## AIM:
Below is a block of records: output all of them exactly and leave out the pictures.

<<<<

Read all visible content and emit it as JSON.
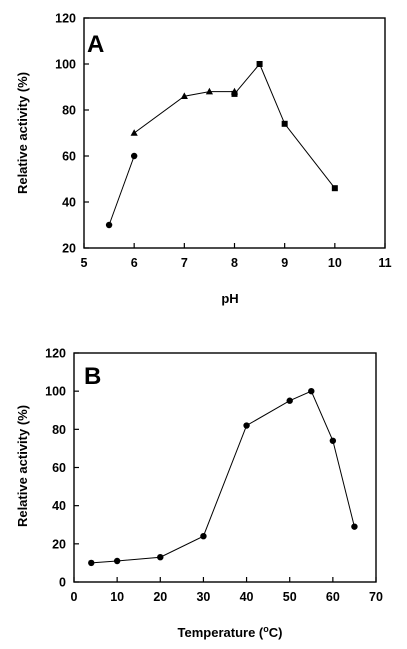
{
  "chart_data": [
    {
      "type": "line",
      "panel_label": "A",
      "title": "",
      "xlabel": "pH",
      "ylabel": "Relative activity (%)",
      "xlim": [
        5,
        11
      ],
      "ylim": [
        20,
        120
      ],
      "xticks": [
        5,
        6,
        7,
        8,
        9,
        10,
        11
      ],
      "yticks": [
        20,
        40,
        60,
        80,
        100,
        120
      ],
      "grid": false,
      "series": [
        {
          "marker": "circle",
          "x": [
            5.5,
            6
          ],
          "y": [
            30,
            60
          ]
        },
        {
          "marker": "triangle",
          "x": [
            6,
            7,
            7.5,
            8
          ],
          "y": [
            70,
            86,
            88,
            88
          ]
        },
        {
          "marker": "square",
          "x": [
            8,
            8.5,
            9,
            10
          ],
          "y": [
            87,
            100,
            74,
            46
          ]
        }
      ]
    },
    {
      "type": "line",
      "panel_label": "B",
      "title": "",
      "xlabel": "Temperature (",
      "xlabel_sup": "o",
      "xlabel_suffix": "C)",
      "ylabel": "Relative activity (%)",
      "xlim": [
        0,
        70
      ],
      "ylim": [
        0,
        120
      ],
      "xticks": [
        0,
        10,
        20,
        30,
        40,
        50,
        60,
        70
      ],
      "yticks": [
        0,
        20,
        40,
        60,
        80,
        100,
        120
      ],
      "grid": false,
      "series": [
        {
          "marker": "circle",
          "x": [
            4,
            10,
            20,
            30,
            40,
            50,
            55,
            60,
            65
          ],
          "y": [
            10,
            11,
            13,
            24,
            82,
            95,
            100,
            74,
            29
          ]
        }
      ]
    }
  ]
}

>>>>

## SOLUTION TO THIS EXERCISE:
Read all visible content and emit it as JSON.
{
  "chart_data": [
    {
      "type": "line",
      "panel_label": "A",
      "title": "",
      "xlabel": "pH",
      "ylabel": "Relative activity (%)",
      "xlim": [
        5,
        11
      ],
      "ylim": [
        20,
        120
      ],
      "xticks": [
        5,
        6,
        7,
        8,
        9,
        10,
        11
      ],
      "yticks": [
        20,
        40,
        60,
        80,
        100,
        120
      ],
      "grid": false,
      "series": [
        {
          "marker": "circle",
          "x": [
            5.5,
            6
          ],
          "y": [
            30,
            60
          ]
        },
        {
          "marker": "triangle",
          "x": [
            6,
            7,
            7.5,
            8
          ],
          "y": [
            70,
            86,
            88,
            88
          ]
        },
        {
          "marker": "square",
          "x": [
            8,
            8.5,
            9,
            10
          ],
          "y": [
            87,
            100,
            74,
            46
          ]
        }
      ]
    },
    {
      "type": "line",
      "panel_label": "B",
      "title": "",
      "xlabel": "Temperature (",
      "xlabel_sup": "o",
      "xlabel_suffix": "C)",
      "ylabel": "Relative activity (%)",
      "xlim": [
        0,
        70
      ],
      "ylim": [
        0,
        120
      ],
      "xticks": [
        0,
        10,
        20,
        30,
        40,
        50,
        60,
        70
      ],
      "yticks": [
        0,
        20,
        40,
        60,
        80,
        100,
        120
      ],
      "grid": false,
      "series": [
        {
          "marker": "circle",
          "x": [
            4,
            10,
            20,
            30,
            40,
            50,
            55,
            60,
            65
          ],
          "y": [
            10,
            11,
            13,
            24,
            82,
            95,
            100,
            74,
            29
          ]
        }
      ]
    }
  ]
}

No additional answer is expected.